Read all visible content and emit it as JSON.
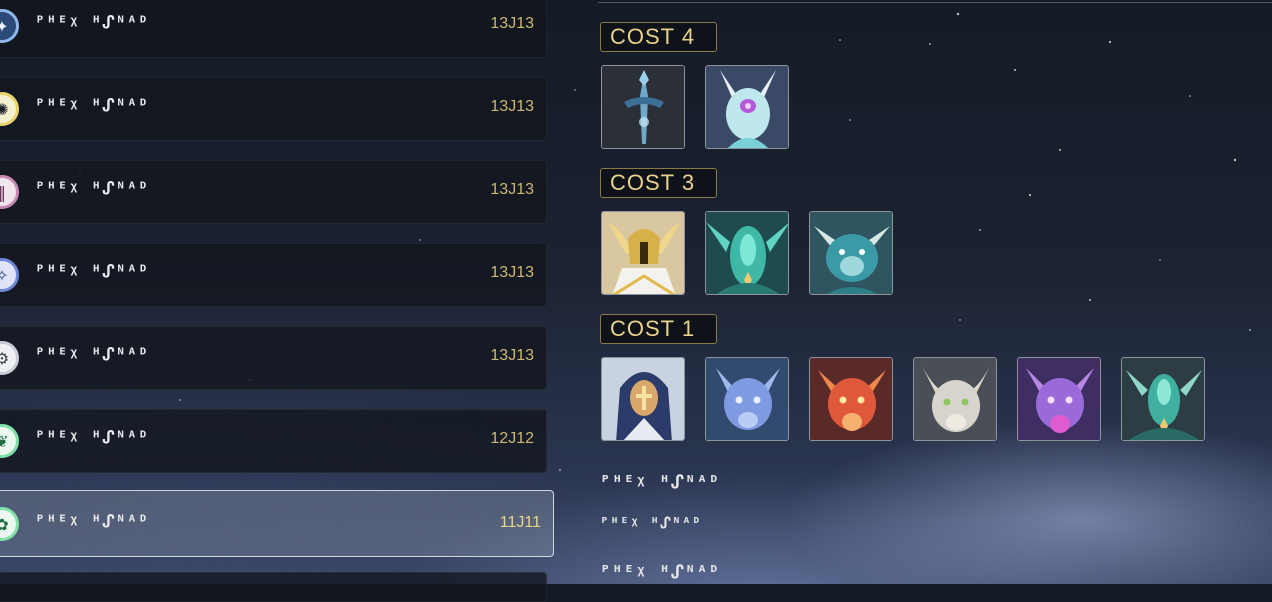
{
  "list": {
    "items": [
      {
        "label": "ᴾᴴᴱᵡ ᴴᔑᴺᴬᴰ",
        "count": "13J13",
        "icon": "star-emblem-icon",
        "ring": "#8fb8e8",
        "inner": "#2b4a7a",
        "glyph": "✦"
      },
      {
        "label": "ᴾᴴᴱᵡ ᴴᔑᴺᴬᴰ",
        "count": "13J13",
        "icon": "sun-emblem-icon",
        "ring": "#e8d36a",
        "inner": "#f4f1d0",
        "glyph": "✺"
      },
      {
        "label": "ᴾᴴᴱᵡ ᴴᔑᴺᴬᴰ",
        "count": "13J13",
        "icon": "pillar-emblem-icon",
        "ring": "#c88ab0",
        "inner": "#f0e6ee",
        "glyph": "‖"
      },
      {
        "label": "ᴾᴴᴱᵡ ᴴᔑᴺᴬᴰ",
        "count": "13J13",
        "icon": "sparkle-emblem-icon",
        "ring": "#6f86d8",
        "inner": "#dfe4f6",
        "glyph": "✧"
      },
      {
        "label": "ᴾᴴᴱᵡ ᴴᔑᴺᴬᴰ",
        "count": "13J13",
        "icon": "gear-emblem-icon",
        "ring": "#c8ccd4",
        "inner": "#eef0f3",
        "glyph": "⚙"
      },
      {
        "label": "ᴾᴴᴱᵡ ᴴᔑᴺᴬᴰ",
        "count": "12J12",
        "icon": "leaf-emblem-icon",
        "ring": "#7fe0a8",
        "inner": "#eaf8ef",
        "glyph": "❦"
      },
      {
        "label": "ᴾᴴᴱᵡ ᴴᔑᴺᴬᴰ",
        "count": "11J11",
        "icon": "swirl-emblem-icon",
        "ring": "#7fe0a8",
        "inner": "#eaf8ef",
        "glyph": "✿"
      }
    ]
  },
  "costs": [
    {
      "label": "COST  4",
      "cards": [
        "sword-dragon",
        "horned-crystal-dragon"
      ]
    },
    {
      "label": "COST  3",
      "cards": [
        "golden-helm-knight",
        "teal-crystal-dragon",
        "aqua-dragon"
      ]
    },
    {
      "label": "COST  1",
      "cards": [
        "hooded-nun",
        "blue-dragon",
        "red-dragon",
        "white-dragon",
        "purple-dragon",
        "teal-cloak-dragon"
      ]
    }
  ],
  "bottom": {
    "label1": "ᴾᴴᴱᵡ ᴴᔑᴺᴬᴰ",
    "label2": "ᴾᴴᴱᵡ ᴴᔑᴺᴬᴰ",
    "label3": "ᴾᴴᴱᵡ ᴴᔑᴺᴬᴰ"
  },
  "colors": {
    "accent_gold": "#e8d38c",
    "count_gold": "#cdb772"
  }
}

[WORK INSTRUCTIONS] Write out the material above once more, exactly as it reads, with no pictures.

[WRITTEN RESPONSE]
Read all visible content and emit it as JSON.
{
  "list": {
    "items": [
      {
        "label": "ᴾᴴᴱᵡ ᴴᔑᴺᴬᴰ",
        "count": "13J13",
        "icon": "star-emblem-icon",
        "ring": "#8fb8e8",
        "inner": "#2b4a7a",
        "glyph": "✦"
      },
      {
        "label": "ᴾᴴᴱᵡ ᴴᔑᴺᴬᴰ",
        "count": "13J13",
        "icon": "sun-emblem-icon",
        "ring": "#e8d36a",
        "inner": "#f4f1d0",
        "glyph": "✺"
      },
      {
        "label": "ᴾᴴᴱᵡ ᴴᔑᴺᴬᴰ",
        "count": "13J13",
        "icon": "pillar-emblem-icon",
        "ring": "#c88ab0",
        "inner": "#f0e6ee",
        "glyph": "‖"
      },
      {
        "label": "ᴾᴴᴱᵡ ᴴᔑᴺᴬᴰ",
        "count": "13J13",
        "icon": "sparkle-emblem-icon",
        "ring": "#6f86d8",
        "inner": "#dfe4f6",
        "glyph": "✧"
      },
      {
        "label": "ᴾᴴᴱᵡ ᴴᔑᴺᴬᴰ",
        "count": "13J13",
        "icon": "gear-emblem-icon",
        "ring": "#c8ccd4",
        "inner": "#eef0f3",
        "glyph": "⚙"
      },
      {
        "label": "ᴾᴴᴱᵡ ᴴᔑᴺᴬᴰ",
        "count": "12J12",
        "icon": "leaf-emblem-icon",
        "ring": "#7fe0a8",
        "inner": "#eaf8ef",
        "glyph": "❦"
      },
      {
        "label": "ᴾᴴᴱᵡ ᴴᔑᴺᴬᴰ",
        "count": "11J11",
        "icon": "swirl-emblem-icon",
        "ring": "#7fe0a8",
        "inner": "#eaf8ef",
        "glyph": "✿"
      }
    ]
  },
  "costs": [
    {
      "label": "COST  4",
      "cards": [
        "sword-dragon",
        "horned-crystal-dragon"
      ]
    },
    {
      "label": "COST  3",
      "cards": [
        "golden-helm-knight",
        "teal-crystal-dragon",
        "aqua-dragon"
      ]
    },
    {
      "label": "COST  1",
      "cards": [
        "hooded-nun",
        "blue-dragon",
        "red-dragon",
        "white-dragon",
        "purple-dragon",
        "teal-cloak-dragon"
      ]
    }
  ],
  "bottom": {
    "label1": "ᴾᴴᴱᵡ ᴴᔑᴺᴬᴰ",
    "label2": "ᴾᴴᴱᵡ ᴴᔑᴺᴬᴰ",
    "label3": "ᴾᴴᴱᵡ ᴴᔑᴺᴬᴰ"
  },
  "colors": {
    "accent_gold": "#e8d38c",
    "count_gold": "#cdb772"
  }
}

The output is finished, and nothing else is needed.